TEXT TO READ:
Deduction shall be lower of following amounts : –
- The amount of the tax paid in Pakistan under any law on such income which is also taxable under IT Act ; or
- Sum calculated on that income at the Indian rate of tax (i.e., average rate of income-tax).
Deduction in Respect of a Non resident share in the income of a registered firm resident in India – Section 91(3) of Income Tax Act
In order to understand this case, let us take an example : –
- An Indian Firm , tax resident in India, derives certain income from Country X, with which India does not have a DTAA, and pays tax on such income in country X ;
- A non-resident, has a share in the income of the Indian firm ;
- The non-resident has paid tax in Country X, on such income of the Indian firm. ;
In light of the above, lets evaluate the provision of Section 91(3).

RECORDED INFORMATION:
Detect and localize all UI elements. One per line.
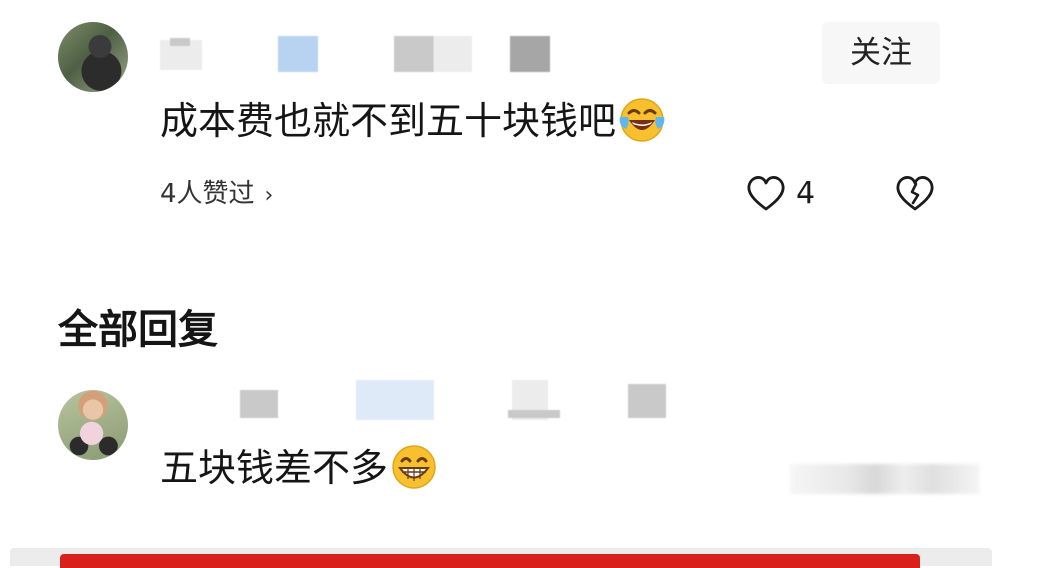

PARTS OF THE EXERCISE:
- A) In the passage on tax relief under Section 91 of the Income Tax Act, what does the parenthetical say the Indian rate of tax means?
- B) Go on with the passage on tax relief under Section 91 of the Income Tax Act, starting right after its final sentence.

RESULTS OF THE EXERCISE:
- A) The average rate of income-tax.

- B)
Section 91(3) provides that where a non-resident assesse (NR), has a share in the income of a registered firm (Indian Firm), which is assessed as resident in India in any previous year, and such NR has paid income-tax in respect of such income derived by registered firm in country where the income had arisen (Country X) , he shall be entitled to a deduction of tax provided all the following conditions are fulfilled –
- The share income from the firm should include income accruing or arising outside India during that previous year;
- Such income should not be deemed to accrue or arise in India;
- The income should accrue or arise in a country with which India has no agreement under section 90 for the relief or avoidance of double taxation;
- The assessee should have paid income-tax in respect of such income according to the law in force in that country.
Where the above conditions are satisfied, the assessee will be entitled to a deduction as under : –
- Sum calculated on such doubly taxed income so included, at the Indian rate of tax or the rate of tax of the said country, whichever is lower, or
- at the Indian rate of tax, if both the rates are equal .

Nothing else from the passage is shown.